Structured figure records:
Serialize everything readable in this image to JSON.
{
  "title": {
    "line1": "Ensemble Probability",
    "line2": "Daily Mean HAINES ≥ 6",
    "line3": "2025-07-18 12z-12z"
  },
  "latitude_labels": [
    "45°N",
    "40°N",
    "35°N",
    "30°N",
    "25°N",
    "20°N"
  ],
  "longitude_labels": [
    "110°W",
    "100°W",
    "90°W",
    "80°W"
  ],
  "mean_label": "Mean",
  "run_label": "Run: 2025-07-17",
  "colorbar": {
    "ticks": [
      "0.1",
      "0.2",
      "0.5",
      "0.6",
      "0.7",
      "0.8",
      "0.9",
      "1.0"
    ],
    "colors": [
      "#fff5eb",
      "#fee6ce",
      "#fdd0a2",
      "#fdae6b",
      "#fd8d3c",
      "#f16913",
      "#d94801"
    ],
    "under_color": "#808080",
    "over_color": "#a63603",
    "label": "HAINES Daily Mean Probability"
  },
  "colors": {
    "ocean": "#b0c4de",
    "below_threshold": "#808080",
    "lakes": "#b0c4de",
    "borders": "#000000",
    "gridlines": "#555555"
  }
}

The exercise
Print the records once more, exactly as they were given.

Complete response
Serialize everything readable in this image to JSON.
{
  "title": {
    "line1": "Ensemble Probability",
    "line2": "Daily Mean HAINES ≥ 6",
    "line3": "2025-07-18 12z-12z"
  },
  "latitude_labels": [
    "45°N",
    "40°N",
    "35°N",
    "30°N",
    "25°N",
    "20°N"
  ],
  "longitude_labels": [
    "110°W",
    "100°W",
    "90°W",
    "80°W"
  ],
  "mean_label": "Mean",
  "run_label": "Run: 2025-07-17",
  "colorbar": {
    "ticks": [
      "0.1",
      "0.2",
      "0.5",
      "0.6",
      "0.7",
      "0.8",
      "0.9",
      "1.0"
    ],
    "colors": [
      "#fff5eb",
      "#fee6ce",
      "#fdd0a2",
      "#fdae6b",
      "#fd8d3c",
      "#f16913",
      "#d94801"
    ],
    "under_color": "#808080",
    "over_color": "#a63603",
    "label": "HAINES Daily Mean Probability"
  },
  "colors": {
    "ocean": "#b0c4de",
    "below_threshold": "#808080",
    "lakes": "#b0c4de",
    "borders": "#000000",
    "gridlines": "#555555"
  }
}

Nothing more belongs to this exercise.